** start Stored data **
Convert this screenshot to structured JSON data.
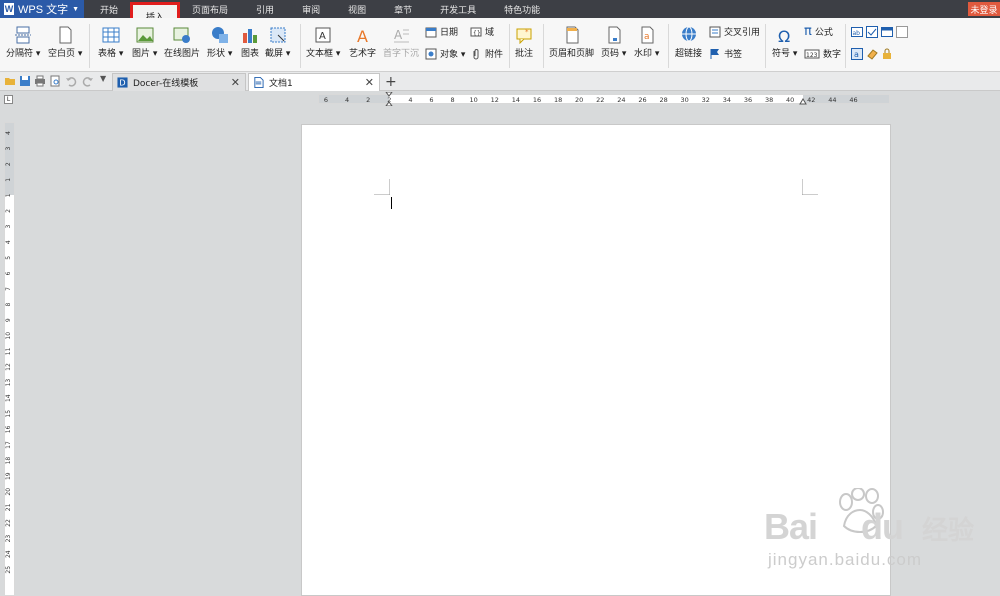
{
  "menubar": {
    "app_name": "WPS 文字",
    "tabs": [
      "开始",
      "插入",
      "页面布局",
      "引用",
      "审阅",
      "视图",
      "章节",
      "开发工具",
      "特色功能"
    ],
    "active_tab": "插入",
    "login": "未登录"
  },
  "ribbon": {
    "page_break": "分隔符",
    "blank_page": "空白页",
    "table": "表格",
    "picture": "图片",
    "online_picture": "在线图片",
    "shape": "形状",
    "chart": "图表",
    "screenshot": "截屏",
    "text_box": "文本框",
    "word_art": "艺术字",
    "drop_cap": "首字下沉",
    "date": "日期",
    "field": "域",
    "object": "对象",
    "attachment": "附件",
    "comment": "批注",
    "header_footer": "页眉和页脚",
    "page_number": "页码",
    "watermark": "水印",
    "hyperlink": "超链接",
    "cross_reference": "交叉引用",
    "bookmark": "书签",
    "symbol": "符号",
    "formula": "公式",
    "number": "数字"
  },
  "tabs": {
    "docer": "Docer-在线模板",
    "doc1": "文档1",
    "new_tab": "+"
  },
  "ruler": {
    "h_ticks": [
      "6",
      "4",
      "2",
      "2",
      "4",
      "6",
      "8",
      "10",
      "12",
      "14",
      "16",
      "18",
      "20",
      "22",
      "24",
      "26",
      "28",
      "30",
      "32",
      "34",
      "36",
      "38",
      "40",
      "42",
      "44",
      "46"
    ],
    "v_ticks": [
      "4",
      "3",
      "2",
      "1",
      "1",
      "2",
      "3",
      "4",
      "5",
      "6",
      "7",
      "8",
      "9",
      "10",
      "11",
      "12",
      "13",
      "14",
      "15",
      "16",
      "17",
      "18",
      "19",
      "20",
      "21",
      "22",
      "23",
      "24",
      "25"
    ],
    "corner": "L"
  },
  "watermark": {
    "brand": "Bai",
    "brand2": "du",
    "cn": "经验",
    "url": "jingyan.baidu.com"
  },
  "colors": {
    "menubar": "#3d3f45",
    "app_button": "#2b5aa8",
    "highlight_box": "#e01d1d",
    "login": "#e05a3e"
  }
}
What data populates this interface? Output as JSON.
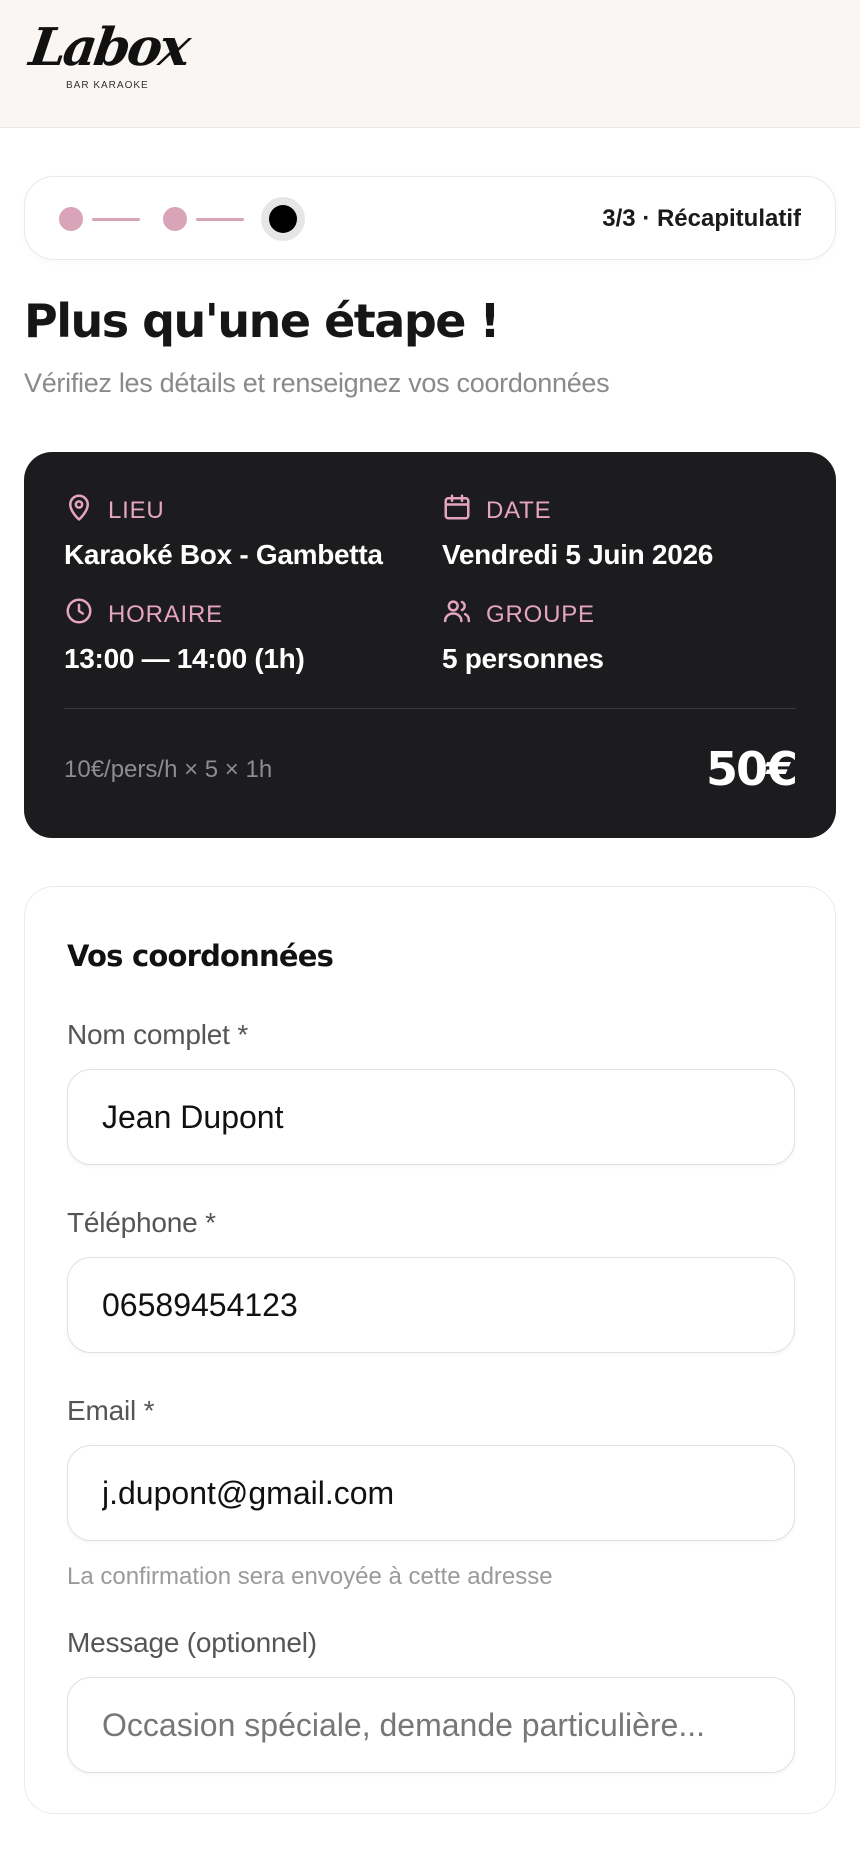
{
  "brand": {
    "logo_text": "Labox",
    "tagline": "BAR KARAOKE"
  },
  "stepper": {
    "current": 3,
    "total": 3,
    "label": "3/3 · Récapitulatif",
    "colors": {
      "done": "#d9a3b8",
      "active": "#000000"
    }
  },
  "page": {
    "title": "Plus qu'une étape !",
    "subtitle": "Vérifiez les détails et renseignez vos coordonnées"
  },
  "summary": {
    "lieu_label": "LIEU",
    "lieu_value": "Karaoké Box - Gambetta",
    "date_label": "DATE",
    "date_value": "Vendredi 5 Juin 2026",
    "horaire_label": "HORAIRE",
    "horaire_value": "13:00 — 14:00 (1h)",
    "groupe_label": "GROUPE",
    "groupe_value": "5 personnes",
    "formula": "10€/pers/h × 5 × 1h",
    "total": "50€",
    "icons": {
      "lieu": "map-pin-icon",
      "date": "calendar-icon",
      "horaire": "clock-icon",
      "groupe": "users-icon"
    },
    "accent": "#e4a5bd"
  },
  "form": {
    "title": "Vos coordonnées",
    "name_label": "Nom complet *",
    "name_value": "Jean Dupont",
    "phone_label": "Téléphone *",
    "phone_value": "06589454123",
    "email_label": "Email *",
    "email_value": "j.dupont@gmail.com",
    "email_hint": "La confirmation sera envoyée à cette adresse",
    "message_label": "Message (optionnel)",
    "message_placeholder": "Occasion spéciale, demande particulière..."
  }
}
** end Stored data **
**Task brief**
Transcribe the records word for word and include no pictures.

**Reply**
Convert this screenshot to structured JSON data.
{
  "menubar": {
    "app_name": "WPS 文字",
    "tabs": [
      "开始",
      "插入",
      "页面布局",
      "引用",
      "审阅",
      "视图",
      "章节",
      "开发工具",
      "特色功能"
    ],
    "active_tab": "插入",
    "login": "未登录"
  },
  "ribbon": {
    "page_break": "分隔符",
    "blank_page": "空白页",
    "table": "表格",
    "picture": "图片",
    "online_picture": "在线图片",
    "shape": "形状",
    "chart": "图表",
    "screenshot": "截屏",
    "text_box": "文本框",
    "word_art": "艺术字",
    "drop_cap": "首字下沉",
    "date": "日期",
    "field": "域",
    "object": "对象",
    "attachment": "附件",
    "comment": "批注",
    "header_footer": "页眉和页脚",
    "page_number": "页码",
    "watermark": "水印",
    "hyperlink": "超链接",
    "cross_reference": "交叉引用",
    "bookmark": "书签",
    "symbol": "符号",
    "formula": "公式",
    "number": "数字"
  },
  "tabs": {
    "docer": "Docer-在线模板",
    "doc1": "文档1",
    "new_tab": "+"
  },
  "ruler": {
    "h_ticks": [
      "6",
      "4",
      "2",
      "2",
      "4",
      "6",
      "8",
      "10",
      "12",
      "14",
      "16",
      "18",
      "20",
      "22",
      "24",
      "26",
      "28",
      "30",
      "32",
      "34",
      "36",
      "38",
      "40",
      "42",
      "44",
      "46"
    ],
    "v_ticks": [
      "4",
      "3",
      "2",
      "1",
      "1",
      "2",
      "3",
      "4",
      "5",
      "6",
      "7",
      "8",
      "9",
      "10",
      "11",
      "12",
      "13",
      "14",
      "15",
      "16",
      "17",
      "18",
      "19",
      "20",
      "21",
      "22",
      "23",
      "24",
      "25"
    ],
    "corner": "L"
  },
  "watermark": {
    "brand": "Bai",
    "brand2": "du",
    "cn": "经验",
    "url": "jingyan.baidu.com"
  },
  "colors": {
    "menubar": "#3d3f45",
    "app_button": "#2b5aa8",
    "highlight_box": "#e01d1d",
    "login": "#e05a3e"
  }
}
What data populates this interface? Output as JSON.
{
  "brand": {
    "logo_text": "Labox",
    "tagline": "BAR KARAOKE"
  },
  "stepper": {
    "current": 3,
    "total": 3,
    "label": "3/3 · Récapitulatif",
    "colors": {
      "done": "#d9a3b8",
      "active": "#000000"
    }
  },
  "page": {
    "title": "Plus qu'une étape !",
    "subtitle": "Vérifiez les détails et renseignez vos coordonnées"
  },
  "summary": {
    "lieu_label": "LIEU",
    "lieu_value": "Karaoké Box - Gambetta",
    "date_label": "DATE",
    "date_value": "Vendredi 5 Juin 2026",
    "horaire_label": "HORAIRE",
    "horaire_value": "13:00 — 14:00 (1h)",
    "groupe_label": "GROUPE",
    "groupe_value": "5 personnes",
    "formula": "10€/pers/h × 5 × 1h",
    "total": "50€",
    "icons": {
      "lieu": "map-pin-icon",
      "date": "calendar-icon",
      "horaire": "clock-icon",
      "groupe": "users-icon"
    },
    "accent": "#e4a5bd"
  },
  "form": {
    "title": "Vos coordonnées",
    "name_label": "Nom complet *",
    "name_value": "Jean Dupont",
    "phone_label": "Téléphone *",
    "phone_value": "06589454123",
    "email_label": "Email *",
    "email_value": "j.dupont@gmail.com",
    "email_hint": "La confirmation sera envoyée à cette adresse",
    "message_label": "Message (optionnel)",
    "message_placeholder": "Occasion spéciale, demande particulière..."
  }
}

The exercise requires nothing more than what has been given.